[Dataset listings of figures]
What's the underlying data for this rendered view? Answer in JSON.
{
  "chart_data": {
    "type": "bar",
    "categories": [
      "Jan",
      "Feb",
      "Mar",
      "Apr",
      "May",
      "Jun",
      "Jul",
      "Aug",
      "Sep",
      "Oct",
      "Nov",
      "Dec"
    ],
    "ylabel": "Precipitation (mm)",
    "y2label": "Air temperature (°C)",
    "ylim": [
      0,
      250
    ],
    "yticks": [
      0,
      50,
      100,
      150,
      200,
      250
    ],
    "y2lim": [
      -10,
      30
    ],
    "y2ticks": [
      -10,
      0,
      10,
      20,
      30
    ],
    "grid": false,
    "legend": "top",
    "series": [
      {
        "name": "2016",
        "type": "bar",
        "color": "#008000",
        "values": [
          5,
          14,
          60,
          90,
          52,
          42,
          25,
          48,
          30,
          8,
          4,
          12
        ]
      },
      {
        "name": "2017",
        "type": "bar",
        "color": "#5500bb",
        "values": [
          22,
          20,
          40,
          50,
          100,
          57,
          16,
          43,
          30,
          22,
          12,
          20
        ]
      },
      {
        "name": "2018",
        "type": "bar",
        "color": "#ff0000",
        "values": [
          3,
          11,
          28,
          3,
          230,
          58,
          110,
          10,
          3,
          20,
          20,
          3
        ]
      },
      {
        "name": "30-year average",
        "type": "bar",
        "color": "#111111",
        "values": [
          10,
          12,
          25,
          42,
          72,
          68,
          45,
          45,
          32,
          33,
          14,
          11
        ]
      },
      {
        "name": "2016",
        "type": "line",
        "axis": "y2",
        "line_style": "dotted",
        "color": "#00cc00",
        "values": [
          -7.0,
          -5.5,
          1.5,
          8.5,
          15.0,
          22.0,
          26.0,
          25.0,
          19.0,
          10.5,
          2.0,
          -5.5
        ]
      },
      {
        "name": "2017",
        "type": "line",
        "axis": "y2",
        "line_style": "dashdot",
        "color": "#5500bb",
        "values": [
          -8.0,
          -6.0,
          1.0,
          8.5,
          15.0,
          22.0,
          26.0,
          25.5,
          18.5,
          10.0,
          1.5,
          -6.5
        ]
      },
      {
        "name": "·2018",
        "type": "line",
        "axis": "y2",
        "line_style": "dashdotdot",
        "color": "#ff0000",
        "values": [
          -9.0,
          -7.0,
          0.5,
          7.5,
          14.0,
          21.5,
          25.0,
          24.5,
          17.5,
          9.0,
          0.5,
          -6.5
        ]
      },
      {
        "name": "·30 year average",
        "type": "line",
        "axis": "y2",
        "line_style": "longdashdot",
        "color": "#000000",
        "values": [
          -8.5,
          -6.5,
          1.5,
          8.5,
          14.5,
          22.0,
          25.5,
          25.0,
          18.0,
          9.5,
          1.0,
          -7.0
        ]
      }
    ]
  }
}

Exercise description:
Set down each entry again, unchanged.

Completed task:
What's the underlying data for this rendered view? Answer in JSON.
{
  "chart_data": {
    "type": "bar",
    "categories": [
      "Jan",
      "Feb",
      "Mar",
      "Apr",
      "May",
      "Jun",
      "Jul",
      "Aug",
      "Sep",
      "Oct",
      "Nov",
      "Dec"
    ],
    "ylabel": "Precipitation (mm)",
    "y2label": "Air temperature (°C)",
    "ylim": [
      0,
      250
    ],
    "yticks": [
      0,
      50,
      100,
      150,
      200,
      250
    ],
    "y2lim": [
      -10,
      30
    ],
    "y2ticks": [
      -10,
      0,
      10,
      20,
      30
    ],
    "grid": false,
    "legend": "top",
    "series": [
      {
        "name": "2016",
        "type": "bar",
        "color": "#008000",
        "values": [
          5,
          14,
          60,
          90,
          52,
          42,
          25,
          48,
          30,
          8,
          4,
          12
        ]
      },
      {
        "name": "2017",
        "type": "bar",
        "color": "#5500bb",
        "values": [
          22,
          20,
          40,
          50,
          100,
          57,
          16,
          43,
          30,
          22,
          12,
          20
        ]
      },
      {
        "name": "2018",
        "type": "bar",
        "color": "#ff0000",
        "values": [
          3,
          11,
          28,
          3,
          230,
          58,
          110,
          10,
          3,
          20,
          20,
          3
        ]
      },
      {
        "name": "30-year average",
        "type": "bar",
        "color": "#111111",
        "values": [
          10,
          12,
          25,
          42,
          72,
          68,
          45,
          45,
          32,
          33,
          14,
          11
        ]
      },
      {
        "name": "2016",
        "type": "line",
        "axis": "y2",
        "line_style": "dotted",
        "color": "#00cc00",
        "values": [
          -7.0,
          -5.5,
          1.5,
          8.5,
          15.0,
          22.0,
          26.0,
          25.0,
          19.0,
          10.5,
          2.0,
          -5.5
        ]
      },
      {
        "name": "2017",
        "type": "line",
        "axis": "y2",
        "line_style": "dashdot",
        "color": "#5500bb",
        "values": [
          -8.0,
          -6.0,
          1.0,
          8.5,
          15.0,
          22.0,
          26.0,
          25.5,
          18.5,
          10.0,
          1.5,
          -6.5
        ]
      },
      {
        "name": "·2018",
        "type": "line",
        "axis": "y2",
        "line_style": "dashdotdot",
        "color": "#ff0000",
        "values": [
          -9.0,
          -7.0,
          0.5,
          7.5,
          14.0,
          21.5,
          25.0,
          24.5,
          17.5,
          9.0,
          0.5,
          -6.5
        ]
      },
      {
        "name": "·30 year average",
        "type": "line",
        "axis": "y2",
        "line_style": "longdashdot",
        "color": "#000000",
        "values": [
          -8.5,
          -6.5,
          1.5,
          8.5,
          14.5,
          22.0,
          25.5,
          25.0,
          18.0,
          9.5,
          1.0,
          -7.0
        ]
      }
    ]
  }
}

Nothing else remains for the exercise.